══ GIVEN DATA ══

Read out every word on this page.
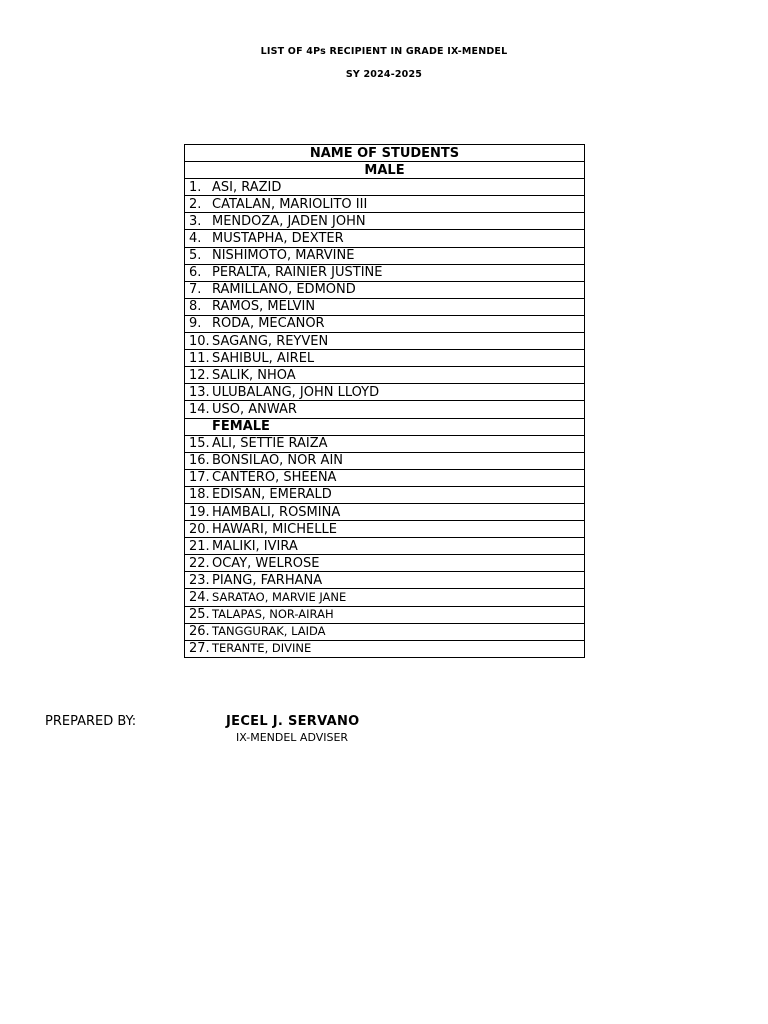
LIST OF 4Ps RECIPIENT IN GRADE IX-MENDEL
SY 2024-2025
NAME OF STUDENTS
MALE
1. ASI, RAZID
2. CATALAN, MARIOLITO III
3. MENDOZA, JADEN JOHN
4. MUSTAPHA, DEXTER
5. NISHIMOTO, MARVINE
6. PERALTA, RAINIER JUSTINE
7. RAMILLANO, EDMOND
8. RAMOS, MELVIN
9. RODA, MECANOR
10. SAGANG, REYVEN
11. SAHIBUL, AIREL
12. SALIK, NHOA
13. ULUBALANG, JOHN LLOYD
14. USO, ANWAR
FEMALE
15. ALI, SETTIE RAIZA
16. BONSILAO, NOR AIN
17. CANTERO, SHEENA
18. EDISAN, EMERALD
19. HAMBALI, ROSMINA
20. HAWARI, MICHELLE
21. MALIKI, IVIRA
22. OCAY, WELROSE
23. PIANG, FARHANA
24. SARATAO, MARVIE JANE
25. TALAPAS, NOR-AIRAH
26. TANGGURAK, LAIDA
27. TERANTE, DIVINE
PREPARED BY:	JECEL J. SERVANO
IX-MENDEL ADVISER
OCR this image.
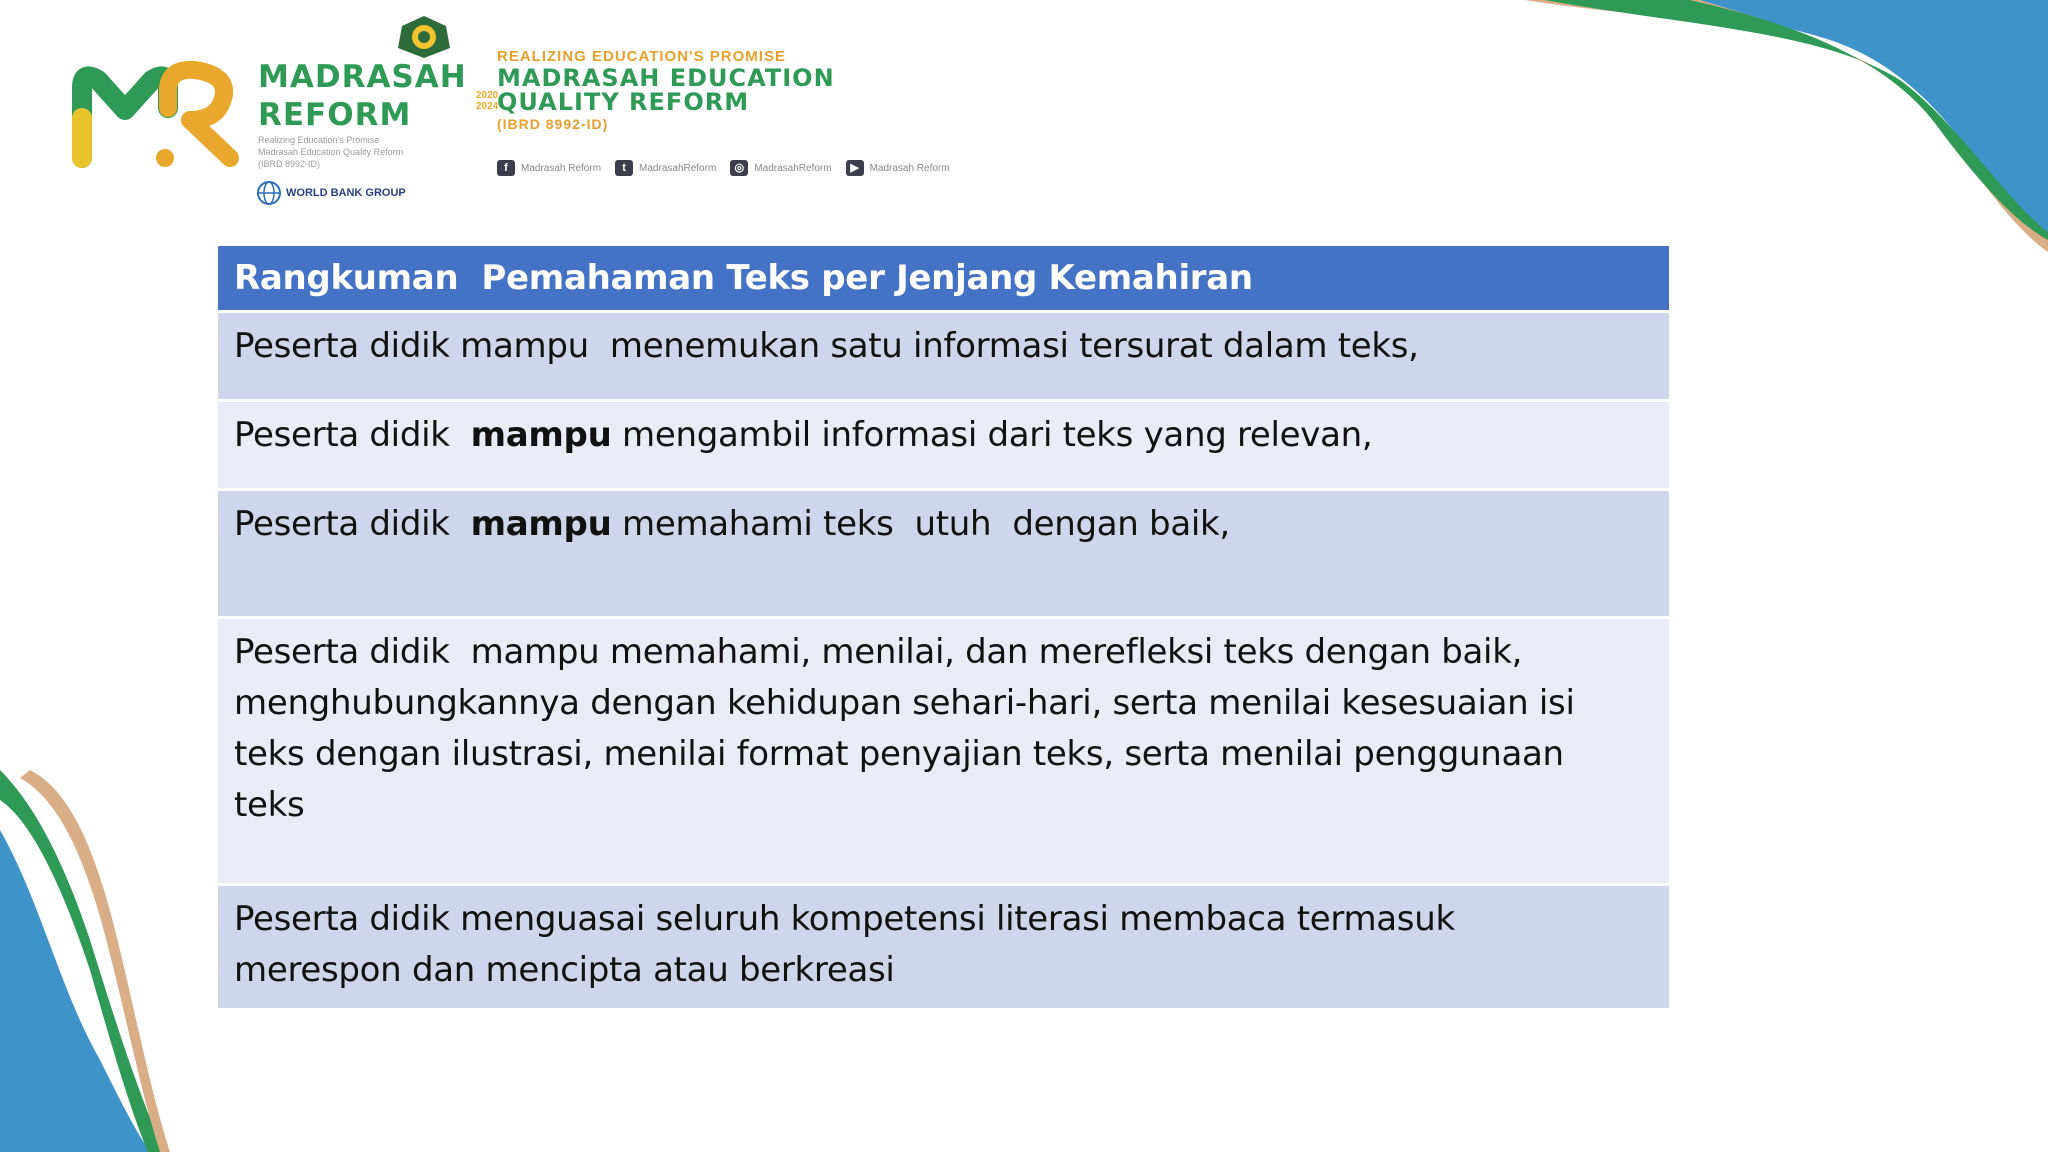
MADRASAH
REFORM
2020
2024
Realizing Education's Promise
Madrasah Education Quality Reform
(IBRD 8992-ID)
WORLD BANK GROUP
REALIZING EDUCATION'S PROMISE
MADRASAH EDUCATION
QUALITY REFORM
(IBRD 8992-ID)
f	Madrasah Reform	t	MadrasahReform	◎	MadrasahReform	▶	Madrasah Reform
Rangkuman  Pemahaman Teks per Jenjang Kemahiran
Peserta didik mampu  menemukan satu informasi tersurat dalam teks,
Peserta didik  mampu mengambil informasi dari teks yang relevan,
Peserta didik  mampu memahami teks  utuh  dengan baik,
Peserta didik  mampu memahami, menilai, dan merefleksi teks dengan baik,
menghubungkannya dengan kehidupan sehari-hari, serta menilai kesesuaian isi
teks dengan ilustrasi, menilai format penyajian teks, serta menilai penggunaan
teks
Peserta didik menguasai seluruh kompetensi literasi membaca termasuk
merespon dan mencipta atau berkreasi
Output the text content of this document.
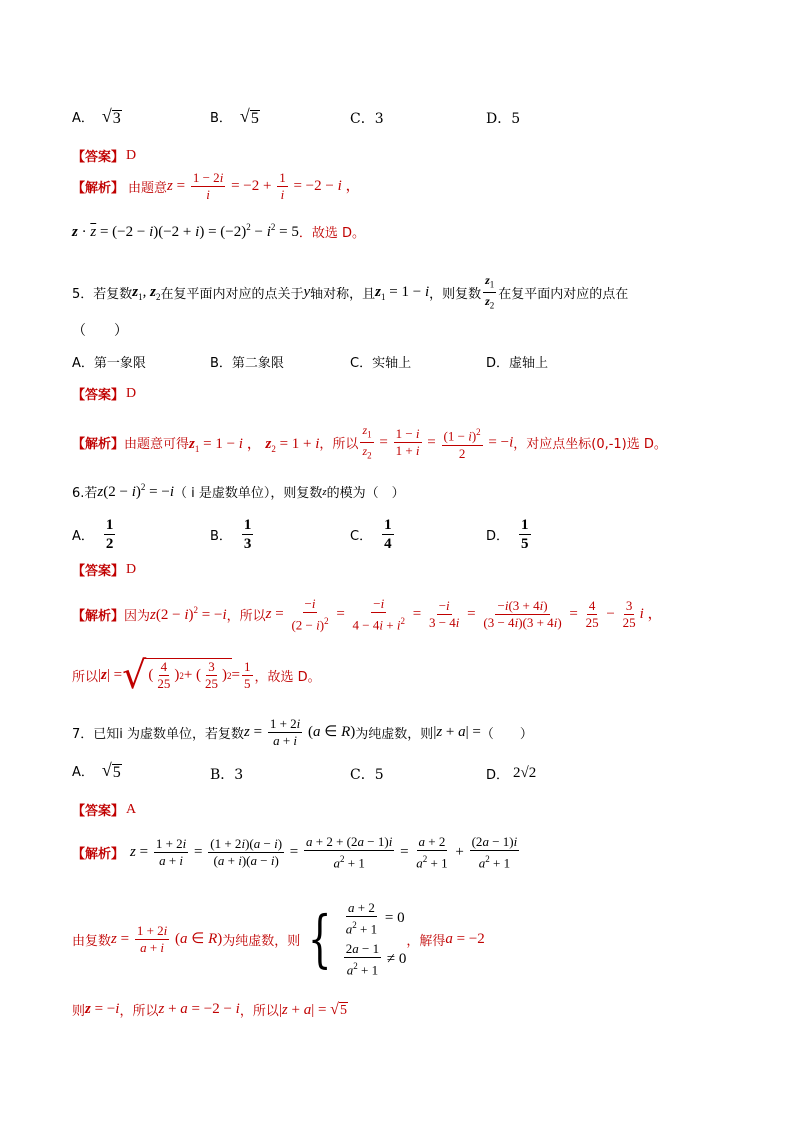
A． √ 3	B． √ 5	C．3	D．5
【答案】 D
【解析】 由题意 $z = \frac{1 - 2i}{i} = -2 + \frac{1}{i} = -2 - i$ ，
$z \cdot \overline{z} = (-2 - i)(-2 + i) = (-2)^2 - i^2 = 5$ ．故选 D。
5．若复数 $z_1$, $z_2$ 在复平面内对应的点关于 y 轴对称，且 $z_1 = 1 - i$ ，则复数 $\frac{z_1}{z_2}$ 在复平面内对应的点在
（　　）
A．第一象限	B．第二象限	C．实轴上	D．虚轴上
【答案】 D
【解析】 由题意可得 $z_1 = 1 - i$ ， $z_2 = 1 + i$ ，所以 $\frac{z_1}{z_2} = \frac{1 - i}{1 + i} = \frac{(1 - i)^2}{2} = -i$ ，对应点坐标(0,-1)选 D。
6.若 $z(2 - i)^2 = -i$ （ i 是虚数单位），则复数 z 的模为（　）
A． $\frac{1}{2}$	B． $\frac{1}{3}$	C． $\frac{1}{4}$	D． $\frac{1}{5}$
【答案】 D
【解析】 因为 $z(2 - i)^2 = -i$ ，所以 $z = \frac{-i}{(2 - i)^2} = \frac{-i}{4 - 4i + i^2} = \frac{-i}{3 - 4i} = \frac{-i(3 + 4i)}{(3 - 4i)(3 + 4i)} = \frac{4}{25} - \frac{3}{25}$ i ，
所以 | z | = √ ( $\frac{4}{25}$ ) 2 + ( $\frac{3}{25}$ ) $2 = \frac{1}{5}$ ，故选 D。
7．已知i 为虚数单位，若复数 $z = \frac{1 + 2i}{a + i} (a$ ∈ R) 为纯虚数，则 |z + a| = （　　）
A． √ 5	B．3	C．5	D． 2√2
【答案】 A
【解析】 $z = \frac{1 + 2i}{a + i} = \frac{(1 + 2i)(a - i)}{(a + i)(a - i)} = \frac{a + 2 + (2a - 1)i}{a^2 + 1} = \frac{a + 2}{a^2 + 1} + \frac{(2a - 1)i}{a^2 + 1}$
由复数 $z = \frac{1 + 2i}{a + i} (a$ ∈ R) 为纯虚数，则 { $\frac{a + 2}{a^2 + 1} = 0$
$\frac{2a - 1}{a^2 + 1} \ne 0$
，解得 a = −2
则 z = −i ，所以 z + a = −2 − i ，所以 |z + a| = √ 5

═══

> _EXERCISE_:
From the records, copy every line that has the string "mampu" in it.

> _SOLUTION TO THIS EXERCISE_:
Peserta didik mampu  menemukan satu informasi tersurat dalam teks,
Peserta didik  mampu mengambil informasi dari teks yang relevan,
Peserta didik  mampu memahami teks  utuh  dengan baik,
Peserta didik  mampu memahami, menilai, dan merefleksi teks dengan baik,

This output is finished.